■ PROBLEM DETAILS ■
Make an exact copy of the lines, leaving the pictures out.

(Items listed in a dataset)
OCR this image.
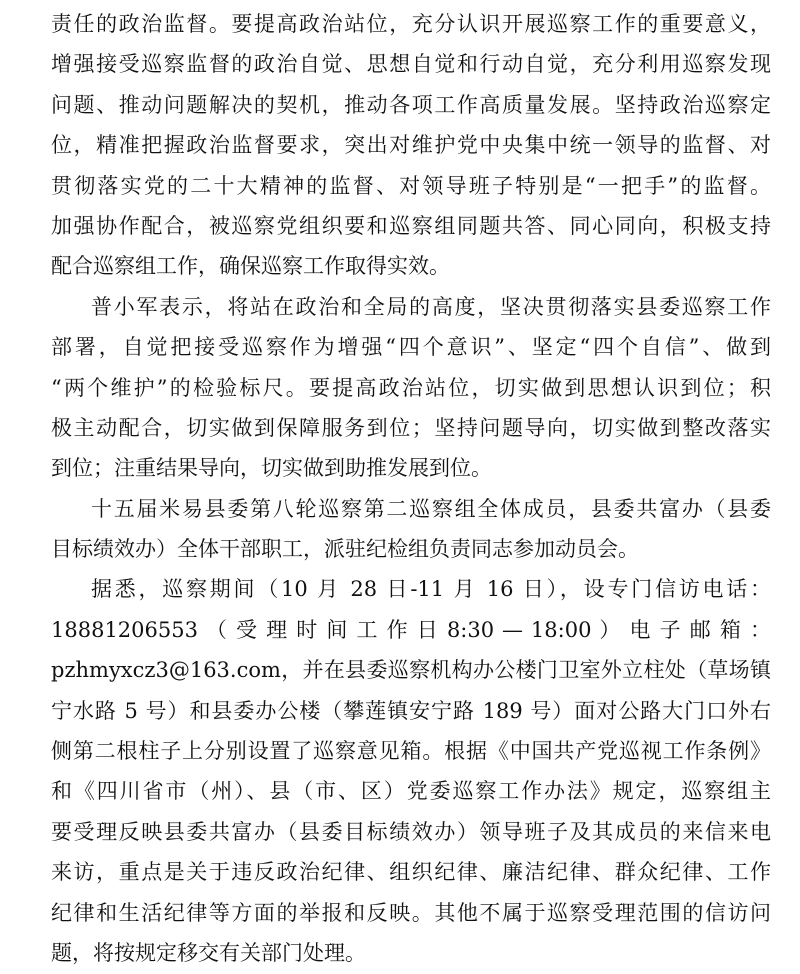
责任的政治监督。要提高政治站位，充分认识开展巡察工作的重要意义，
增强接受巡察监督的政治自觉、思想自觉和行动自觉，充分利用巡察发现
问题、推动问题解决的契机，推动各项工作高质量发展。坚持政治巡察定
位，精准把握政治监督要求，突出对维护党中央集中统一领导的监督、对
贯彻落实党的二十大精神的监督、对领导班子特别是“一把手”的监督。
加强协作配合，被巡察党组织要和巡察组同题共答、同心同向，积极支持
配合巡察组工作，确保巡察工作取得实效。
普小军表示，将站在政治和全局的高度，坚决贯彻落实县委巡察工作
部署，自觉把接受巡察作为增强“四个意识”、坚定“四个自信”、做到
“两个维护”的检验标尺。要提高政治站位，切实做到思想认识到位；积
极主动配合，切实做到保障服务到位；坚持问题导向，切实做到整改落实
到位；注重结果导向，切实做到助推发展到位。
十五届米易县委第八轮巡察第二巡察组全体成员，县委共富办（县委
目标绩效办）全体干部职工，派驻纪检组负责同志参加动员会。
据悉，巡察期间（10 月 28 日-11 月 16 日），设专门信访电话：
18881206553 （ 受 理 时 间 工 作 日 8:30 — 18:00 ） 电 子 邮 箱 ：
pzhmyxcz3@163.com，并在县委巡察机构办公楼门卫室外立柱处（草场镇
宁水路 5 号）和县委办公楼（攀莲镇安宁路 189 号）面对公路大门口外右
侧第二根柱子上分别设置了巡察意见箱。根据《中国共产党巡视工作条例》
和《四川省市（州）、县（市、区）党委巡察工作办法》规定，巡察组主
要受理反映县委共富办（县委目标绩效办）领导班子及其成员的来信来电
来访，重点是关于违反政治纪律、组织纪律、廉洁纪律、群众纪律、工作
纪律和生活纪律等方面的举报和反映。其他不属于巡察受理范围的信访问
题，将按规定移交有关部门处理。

■ RESPONSE TO THE EXERCISE ■
OCR this image.
责任的政治监督。要提高政治站位，充分认识开展巡察工作的重要意义，
增强接受巡察监督的政治自觉、思想自觉和行动自觉，充分利用巡察发现
问题、推动问题解决的契机，推动各项工作高质量发展。坚持政治巡察定
位，精准把握政治监督要求，突出对维护党中央集中统一领导的监督、对
贯彻落实党的二十大精神的监督、对领导班子特别是“一把手”的监督。
加强协作配合，被巡察党组织要和巡察组同题共答、同心同向，积极支持
配合巡察组工作，确保巡察工作取得实效。
普小军表示，将站在政治和全局的高度，坚决贯彻落实县委巡察工作
部署，自觉把接受巡察作为增强“四个意识”、坚定“四个自信”、做到
“两个维护”的检验标尺。要提高政治站位，切实做到思想认识到位；积
极主动配合，切实做到保障服务到位；坚持问题导向，切实做到整改落实
到位；注重结果导向，切实做到助推发展到位。
十五届米易县委第八轮巡察第二巡察组全体成员，县委共富办（县委
目标绩效办）全体干部职工，派驻纪检组负责同志参加动员会。
据悉，巡察期间（10 月 28 日-11 月 16 日），设专门信访电话：
18881206553 （ 受 理 时 间 工 作 日 8:30 — 18:00 ） 电 子 邮 箱 ：
pzhmyxcz3@163.com，并在县委巡察机构办公楼门卫室外立柱处（草场镇
宁水路 5 号）和县委办公楼（攀莲镇安宁路 189 号）面对公路大门口外右
侧第二根柱子上分别设置了巡察意见箱。根据《中国共产党巡视工作条例》
和《四川省市（州）、县（市、区）党委巡察工作办法》规定，巡察组主
要受理反映县委共富办（县委目标绩效办）领导班子及其成员的来信来电
来访，重点是关于违反政治纪律、组织纪律、廉洁纪律、群众纪律、工作
纪律和生活纪律等方面的举报和反映。其他不属于巡察受理范围的信访问
题，将按规定移交有关部门处理。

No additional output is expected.